Challenge: Lines containing the word "domain" are to be located and copied.

Task inputs:

========

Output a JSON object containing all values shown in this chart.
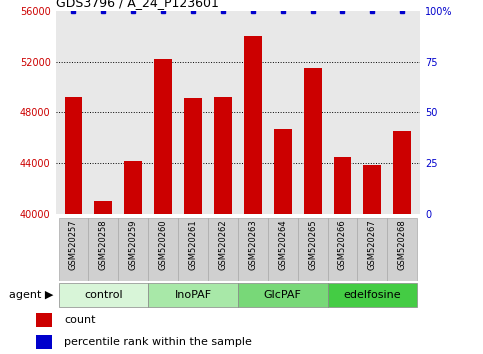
{
  "title": "GDS3796 / A_24_P123601",
  "samples": [
    "GSM520257",
    "GSM520258",
    "GSM520259",
    "GSM520260",
    "GSM520261",
    "GSM520262",
    "GSM520263",
    "GSM520264",
    "GSM520265",
    "GSM520266",
    "GSM520267",
    "GSM520268"
  ],
  "counts": [
    49200,
    41000,
    44200,
    52200,
    49100,
    49200,
    54000,
    46700,
    51500,
    44500,
    43900,
    46500
  ],
  "percentile": [
    100,
    100,
    100,
    100,
    100,
    100,
    100,
    100,
    100,
    100,
    100,
    100
  ],
  "bar_color": "#cc0000",
  "dot_color": "#0000cc",
  "ylim_left": [
    40000,
    56000
  ],
  "ylim_right": [
    0,
    100
  ],
  "yticks_left": [
    40000,
    44000,
    48000,
    52000,
    56000
  ],
  "yticks_right": [
    0,
    25,
    50,
    75,
    100
  ],
  "ytick_labels_right": [
    "0",
    "25",
    "50",
    "75",
    "100%"
  ],
  "groups": [
    {
      "label": "control",
      "start": 0,
      "end": 3,
      "color": "#d8f5d8"
    },
    {
      "label": "InoPAF",
      "start": 3,
      "end": 6,
      "color": "#a8e8a8"
    },
    {
      "label": "GlcPAF",
      "start": 6,
      "end": 9,
      "color": "#78d878"
    },
    {
      "label": "edelfosine",
      "start": 9,
      "end": 12,
      "color": "#44cc44"
    }
  ],
  "agent_label": "agent",
  "legend_count_label": "count",
  "legend_percentile_label": "percentile rank within the sample",
  "plot_bg": "#e8e8e8",
  "sample_box_color": "#d0d0d0",
  "tick_color_left": "#cc0000",
  "tick_color_right": "#0000cc",
  "title_fontsize": 9,
  "axis_fontsize": 7,
  "sample_fontsize": 6,
  "group_fontsize": 8,
  "legend_fontsize": 8
}
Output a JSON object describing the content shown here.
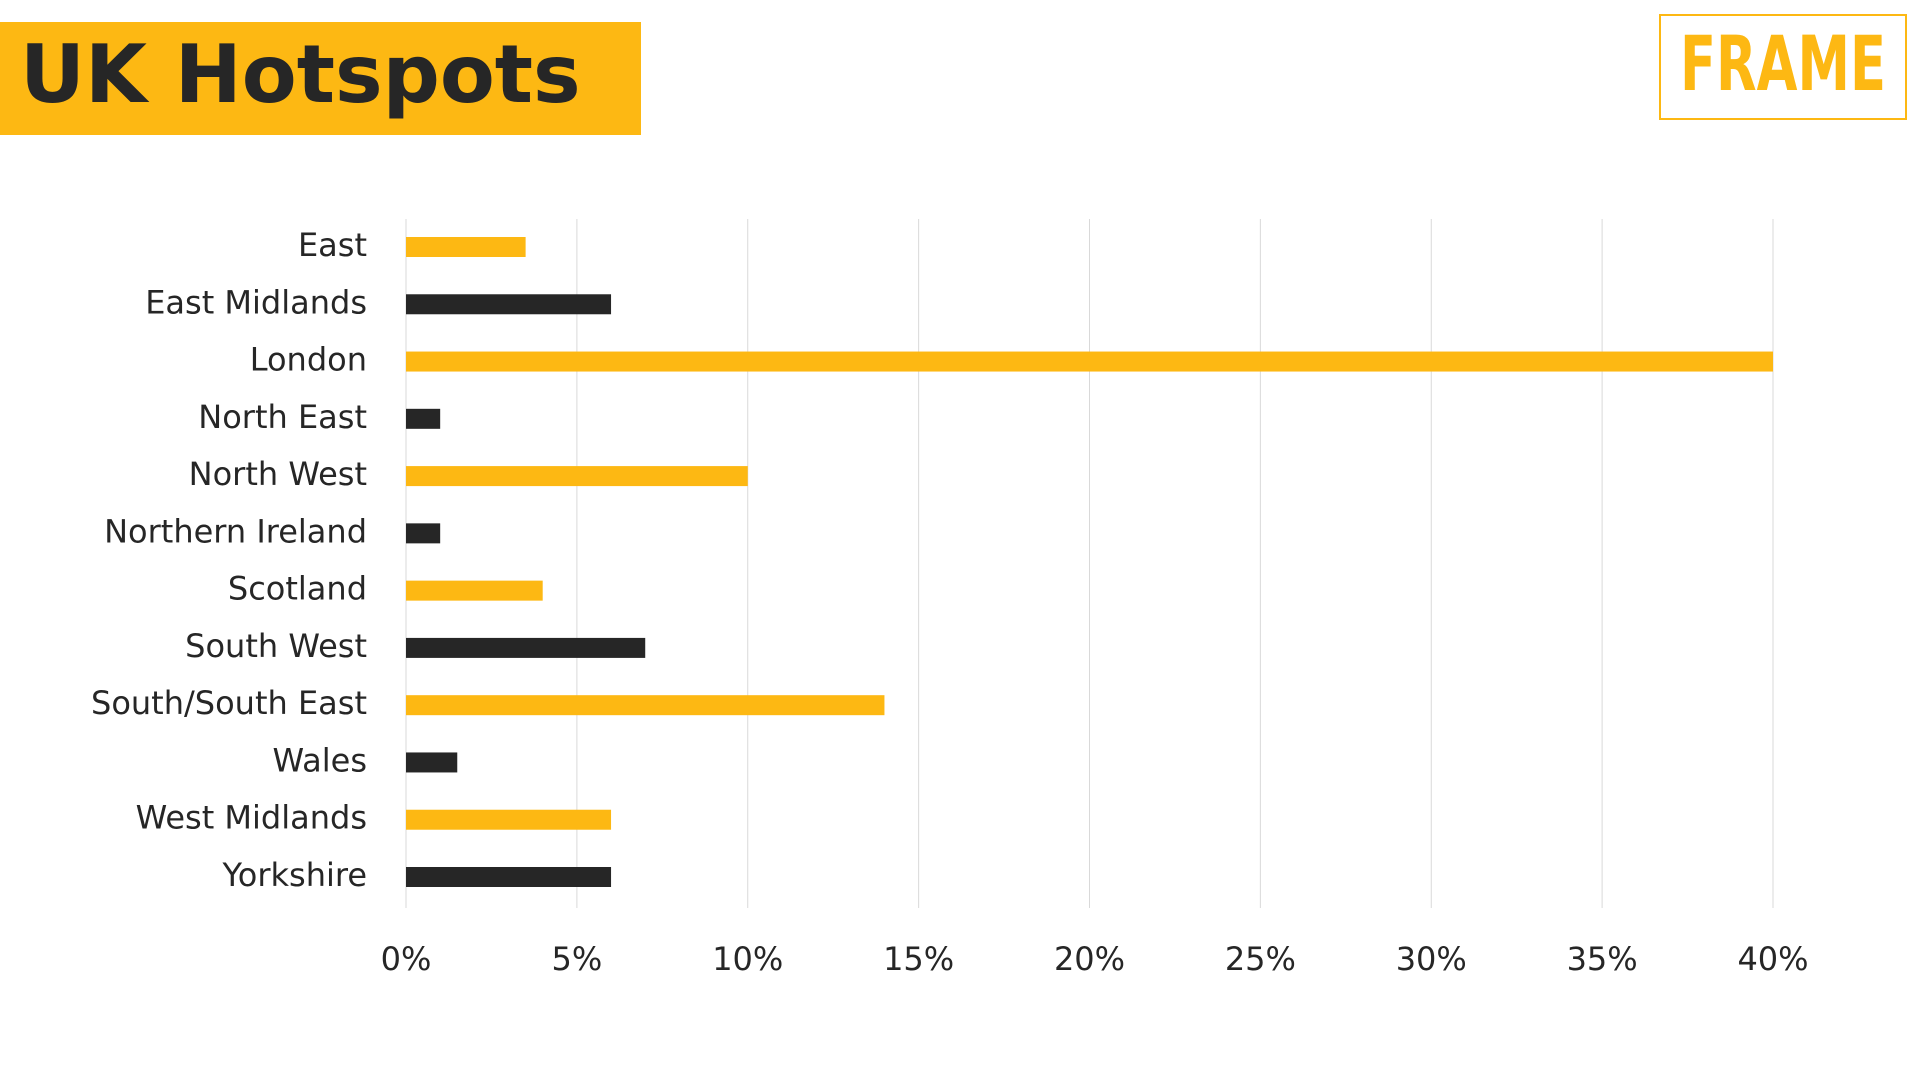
{
  "chart_data": {
    "type": "bar",
    "orientation": "horizontal",
    "title": "UK Hotspots",
    "logo": "FRAME",
    "categories": [
      "East",
      "East Midlands",
      "London",
      "North East",
      "North West",
      "Northern Ireland",
      "Scotland",
      "South West",
      "South/South East",
      "Wales",
      "West Midlands",
      "Yorkshire"
    ],
    "values": [
      3.5,
      6,
      40,
      1,
      10,
      1,
      4,
      7,
      14,
      1.5,
      6,
      6
    ],
    "colors": [
      "#fdb813",
      "#262626",
      "#fdb813",
      "#262626",
      "#fdb813",
      "#262626",
      "#fdb813",
      "#262626",
      "#fdb813",
      "#262626",
      "#fdb813",
      "#262626"
    ],
    "xlim": [
      0,
      40
    ],
    "xticks": [
      {
        "value": 0,
        "label": "0%"
      },
      {
        "value": 5,
        "label": "5%"
      },
      {
        "value": 10,
        "label": "10%"
      },
      {
        "value": 15,
        "label": "15%"
      },
      {
        "value": 20,
        "label": "20%"
      },
      {
        "value": 25,
        "label": "25%"
      },
      {
        "value": 30,
        "label": "30%"
      },
      {
        "value": 35,
        "label": "35%"
      },
      {
        "value": 40,
        "label": "40%"
      }
    ],
    "grid": true
  }
}
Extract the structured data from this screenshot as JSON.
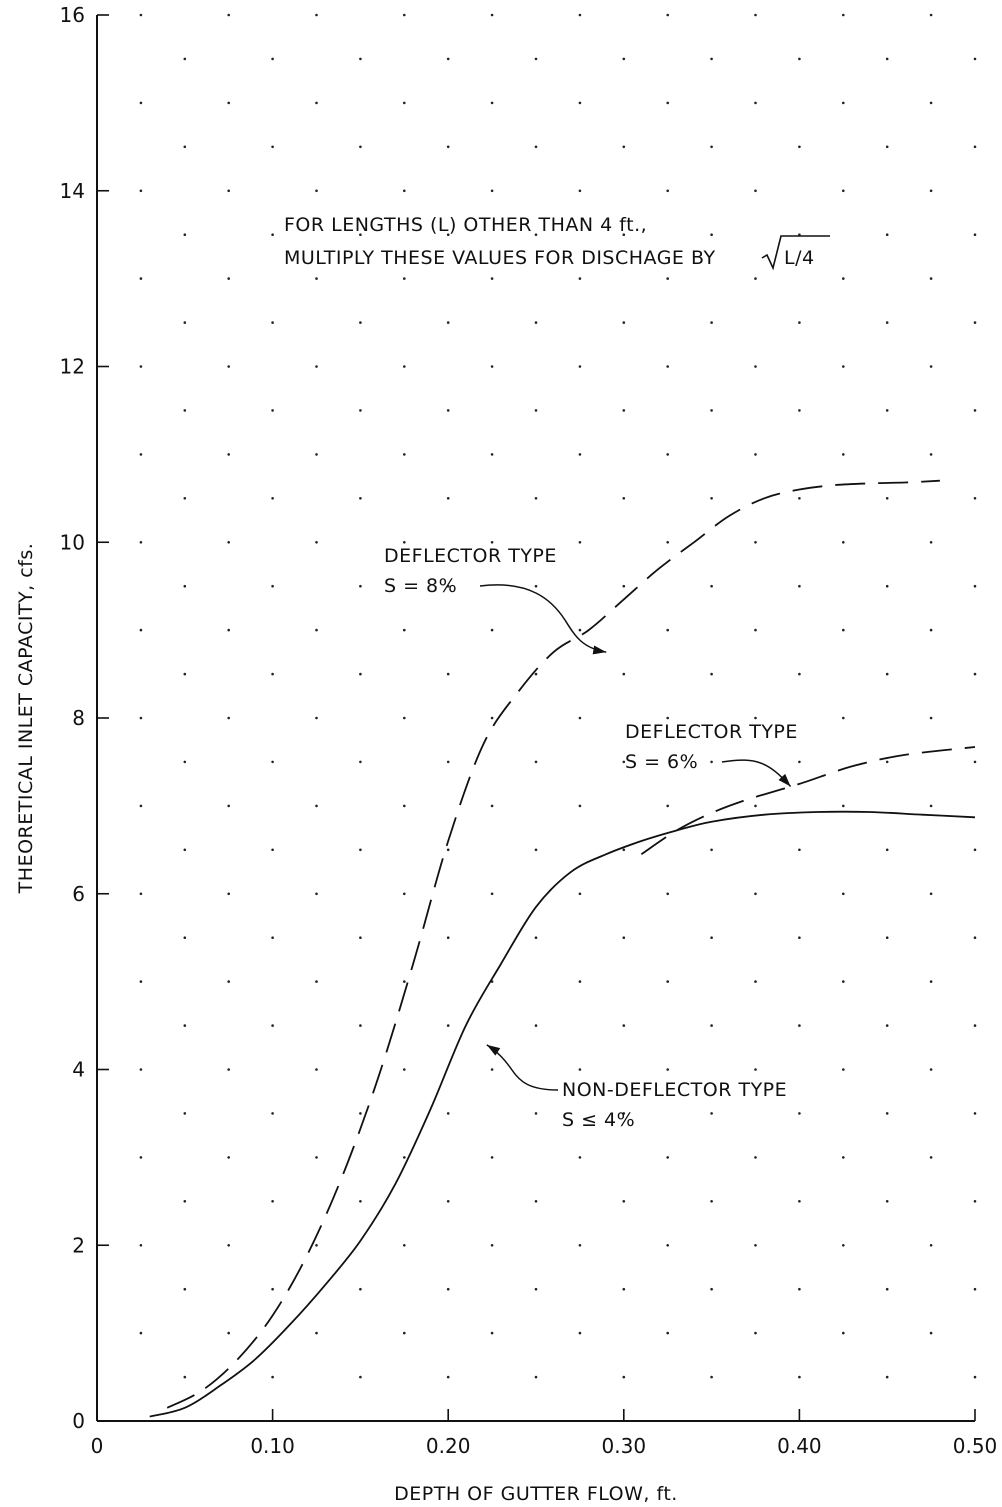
{
  "chart_data": {
    "type": "line",
    "title": "",
    "xlabel": "DEPTH OF GUTTER FLOW, ft.",
    "ylabel": "THEORETICAL INLET CAPACITY, cfs.",
    "xlim": [
      0,
      0.5
    ],
    "ylim": [
      0,
      16
    ],
    "x_ticks": [
      0,
      0.1,
      0.2,
      0.3,
      0.4,
      0.5
    ],
    "x_tick_labels": [
      "0",
      "0.10",
      "0.20",
      "0.30",
      "0.40",
      "0.50"
    ],
    "y_ticks": [
      0,
      2,
      4,
      6,
      8,
      10,
      12,
      14,
      16
    ],
    "y_tick_labels": [
      "0",
      "2",
      "4",
      "6",
      "8",
      "10",
      "12",
      "14",
      "16"
    ],
    "grid": "dotted points at 0.05 ft by 1 cfs",
    "note_lines": [
      "FOR LENGTHS (L) OTHER THAN 4 ft.,",
      "MULTIPLY THESE VALUES FOR DISCHAGE BY"
    ],
    "note_formula": "L/4",
    "series": [
      {
        "label_lines": [
          "DEFLECTOR TYPE",
          "S = 8%"
        ],
        "style": "dashed",
        "x": [
          0.04,
          0.06,
          0.08,
          0.1,
          0.12,
          0.14,
          0.16,
          0.18,
          0.2,
          0.22,
          0.24,
          0.26,
          0.28,
          0.3,
          0.32,
          0.34,
          0.36,
          0.38,
          0.4,
          0.42,
          0.44,
          0.46,
          0.48
        ],
        "y": [
          0.15,
          0.35,
          0.7,
          1.2,
          1.9,
          2.8,
          3.9,
          5.2,
          6.6,
          7.7,
          8.3,
          8.75,
          9.0,
          9.35,
          9.7,
          10.0,
          10.3,
          10.5,
          10.6,
          10.65,
          10.67,
          10.68,
          10.7
        ]
      },
      {
        "label_lines": [
          "DEFLECTOR TYPE",
          "S = 6%"
        ],
        "style": "dashed",
        "x": [
          0.31,
          0.33,
          0.35,
          0.37,
          0.4,
          0.43,
          0.46,
          0.5
        ],
        "y": [
          6.45,
          6.72,
          6.92,
          7.07,
          7.25,
          7.45,
          7.58,
          7.67
        ]
      },
      {
        "label_lines": [
          "NON-DEFLECTOR TYPE",
          "S ≤ 4%"
        ],
        "style": "solid",
        "x": [
          0.03,
          0.05,
          0.07,
          0.09,
          0.11,
          0.13,
          0.15,
          0.17,
          0.19,
          0.21,
          0.23,
          0.25,
          0.27,
          0.29,
          0.31,
          0.33,
          0.35,
          0.38,
          0.41,
          0.44,
          0.47,
          0.5
        ],
        "y": [
          0.05,
          0.15,
          0.4,
          0.7,
          1.1,
          1.55,
          2.05,
          2.7,
          3.55,
          4.5,
          5.2,
          5.85,
          6.25,
          6.45,
          6.6,
          6.72,
          6.82,
          6.9,
          6.93,
          6.93,
          6.9,
          6.87
        ]
      }
    ]
  }
}
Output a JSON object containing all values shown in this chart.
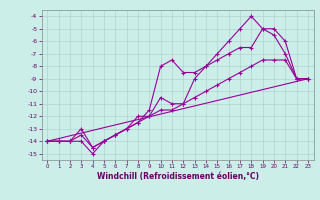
{
  "xlabel": "Windchill (Refroidissement éolien,°C)",
  "background_color": "#cceee8",
  "line_color": "#990099",
  "grid_color": "#aacccc",
  "xlim": [
    -0.5,
    23.5
  ],
  "ylim": [
    -15.5,
    -3.5
  ],
  "yticks": [
    -15,
    -14,
    -13,
    -12,
    -11,
    -10,
    -9,
    -8,
    -7,
    -6,
    -5,
    -4
  ],
  "xticks": [
    0,
    1,
    2,
    3,
    4,
    5,
    6,
    7,
    8,
    9,
    10,
    11,
    12,
    13,
    14,
    15,
    16,
    17,
    18,
    19,
    20,
    21,
    22,
    23
  ],
  "lines": [
    {
      "x": [
        0,
        1,
        2,
        3,
        4,
        5,
        6,
        7,
        8,
        9,
        10,
        11,
        12,
        13,
        14,
        15,
        16,
        17,
        18,
        19,
        20,
        21,
        22,
        23
      ],
      "y": [
        -14,
        -14,
        -14,
        -14,
        -15,
        -14,
        -13.5,
        -13,
        -12.5,
        -12,
        -11.5,
        -11.5,
        -11,
        -10.5,
        -10,
        -9.5,
        -9,
        -8.5,
        -8,
        -7.5,
        -7.5,
        -7.5,
        -9,
        -9
      ]
    },
    {
      "x": [
        0,
        1,
        2,
        3,
        4,
        5,
        6,
        7,
        8,
        9,
        10,
        11,
        12,
        13,
        14,
        15,
        16,
        17,
        18,
        19,
        20,
        21,
        22,
        23
      ],
      "y": [
        -14,
        -14,
        -14,
        -13.5,
        -14.5,
        -14,
        -13.5,
        -13,
        -12.5,
        -11.5,
        -8,
        -7.5,
        -8.5,
        -8.5,
        -8,
        -7.5,
        -7,
        -6.5,
        -6.5,
        -5,
        -5,
        -6,
        -9,
        -9
      ]
    },
    {
      "x": [
        0,
        1,
        2,
        3,
        4,
        5,
        6,
        7,
        8,
        9,
        10,
        11,
        12,
        13,
        14,
        15,
        16,
        17,
        18,
        19,
        20,
        21,
        22,
        23
      ],
      "y": [
        -14,
        -14,
        -14,
        -13,
        -14.5,
        -14,
        -13.5,
        -13,
        -12,
        -12,
        -10.5,
        -11,
        -11,
        -9,
        -8,
        -7,
        -6,
        -5,
        -4,
        -5,
        -5.5,
        -7,
        -9,
        -9
      ]
    },
    {
      "x": [
        0,
        23
      ],
      "y": [
        -14,
        -9
      ]
    }
  ]
}
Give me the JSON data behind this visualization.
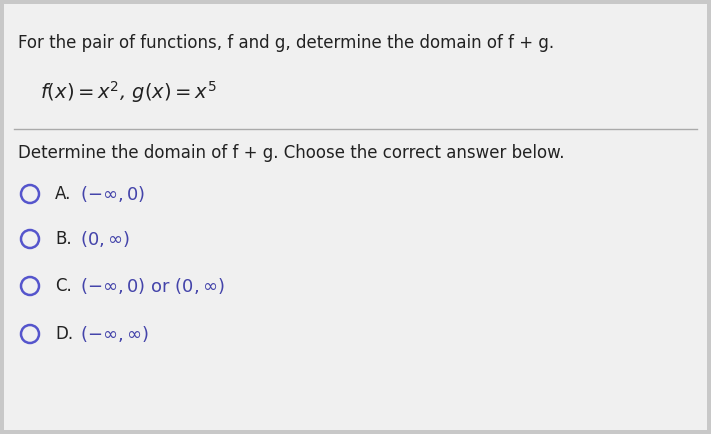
{
  "background_color": "#c8c8c8",
  "panel_color": "#f0f0f0",
  "title_line": "For the pair of functions, f and g, determine the domain of f + g.",
  "question_line": "Determine the domain of f + g. Choose the correct answer below.",
  "option_labels": [
    "A.",
    "B.",
    "C.",
    "D."
  ],
  "option_texts": [
    "(-∞,0)",
    "(0,∞)",
    "(-∞,0) or (0,∞)",
    "(-∞,∞)"
  ],
  "circle_color": "#5555cc",
  "text_color": "#222222",
  "option_label_color": "#333333",
  "option_text_color": "#4444aa",
  "divider_color": "#aaaaaa",
  "title_fontsize": 12,
  "func_fontsize": 13,
  "question_fontsize": 12,
  "option_fontsize": 12
}
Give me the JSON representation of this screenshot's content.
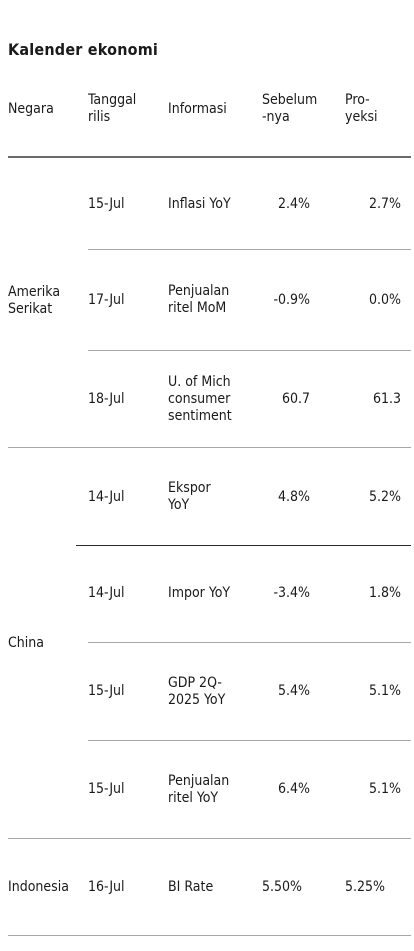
{
  "title": "Kalender ekonomi",
  "headers": {
    "negara": "Negara",
    "tanggal_line1": "Tanggal",
    "tanggal_line2": "rilis",
    "informasi": "Informasi",
    "sebelum_line1": "Sebelum",
    "sebelum_line2": "-nya",
    "proyeksi_line1": "Pro-",
    "proyeksi_line2": "yeksi"
  },
  "countries": [
    "Amerika Serikat",
    "China",
    "Indonesia"
  ],
  "rows": [
    {
      "date": "15-Jul",
      "info": [
        "Inflasi YoY"
      ],
      "prev": "2.4%",
      "proj": "2.7%"
    },
    {
      "date": "17-Jul",
      "info": [
        "Penjualan",
        "ritel MoM"
      ],
      "prev": "-0.9%",
      "proj": "0.0%"
    },
    {
      "date": "18-Jul",
      "info": [
        "U. of Mich",
        "consumer",
        "sentiment"
      ],
      "prev": "60.7",
      "proj": "61.3"
    },
    {
      "date": "14-Jul",
      "info": [
        "Ekspor",
        "YoY"
      ],
      "prev": "4.8%",
      "proj": "5.2%"
    },
    {
      "date": "14-Jul",
      "info": [
        "Impor YoY"
      ],
      "prev": "-3.4%",
      "proj": "1.8%"
    },
    {
      "date": "15-Jul",
      "info": [
        "GDP 2Q-",
        "2025 YoY"
      ],
      "prev": "5.4%",
      "proj": "5.1%"
    },
    {
      "date": "15-Jul",
      "info": [
        "Penjualan",
        "ritel YoY"
      ],
      "prev": "6.4%",
      "proj": "5.1%"
    },
    {
      "date": "16-Jul",
      "info": [
        "BI Rate"
      ],
      "prev": "5.50%",
      "proj": "5.25%"
    }
  ]
}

========

Answer to this exercise:
  "title_line": "For the pair of functions, f and g, determine the domain of f + g.",
  "question_line": "Determine the domain of f + g. Choose the correct answer below.",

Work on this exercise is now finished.